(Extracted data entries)
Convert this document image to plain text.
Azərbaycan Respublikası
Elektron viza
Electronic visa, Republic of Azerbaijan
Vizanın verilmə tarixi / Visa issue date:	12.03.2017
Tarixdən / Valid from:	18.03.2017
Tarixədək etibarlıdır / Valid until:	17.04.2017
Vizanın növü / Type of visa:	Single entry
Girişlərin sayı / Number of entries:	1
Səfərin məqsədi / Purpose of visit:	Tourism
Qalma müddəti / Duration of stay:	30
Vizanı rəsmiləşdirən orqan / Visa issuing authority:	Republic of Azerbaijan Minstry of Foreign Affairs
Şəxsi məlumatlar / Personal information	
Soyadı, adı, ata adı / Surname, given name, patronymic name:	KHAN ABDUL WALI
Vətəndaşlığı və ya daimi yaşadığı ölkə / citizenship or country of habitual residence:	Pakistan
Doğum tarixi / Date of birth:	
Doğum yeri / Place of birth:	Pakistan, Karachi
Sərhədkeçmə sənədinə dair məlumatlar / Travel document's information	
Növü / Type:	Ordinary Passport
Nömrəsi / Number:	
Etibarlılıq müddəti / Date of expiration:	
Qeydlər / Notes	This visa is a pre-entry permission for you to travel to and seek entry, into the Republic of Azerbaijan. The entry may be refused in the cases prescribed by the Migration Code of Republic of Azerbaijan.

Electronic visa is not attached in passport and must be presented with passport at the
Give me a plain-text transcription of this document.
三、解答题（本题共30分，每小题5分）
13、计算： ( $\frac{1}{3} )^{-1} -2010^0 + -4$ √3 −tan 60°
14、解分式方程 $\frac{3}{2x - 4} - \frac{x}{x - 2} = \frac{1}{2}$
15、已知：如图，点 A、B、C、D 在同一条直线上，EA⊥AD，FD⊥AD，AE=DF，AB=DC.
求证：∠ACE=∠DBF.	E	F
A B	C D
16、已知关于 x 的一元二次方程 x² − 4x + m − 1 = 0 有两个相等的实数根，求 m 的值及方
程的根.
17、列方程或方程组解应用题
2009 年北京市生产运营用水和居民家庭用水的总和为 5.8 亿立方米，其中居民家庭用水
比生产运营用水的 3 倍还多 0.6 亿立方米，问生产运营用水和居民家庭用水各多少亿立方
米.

- YOUR GOAL
Go through the listing above and return every line where the word "Electronic" occurs.

- REPLY
Electronic visa, Republic of Azerbaijan
Electronic visa is not attached in passport and must be presented with passport at the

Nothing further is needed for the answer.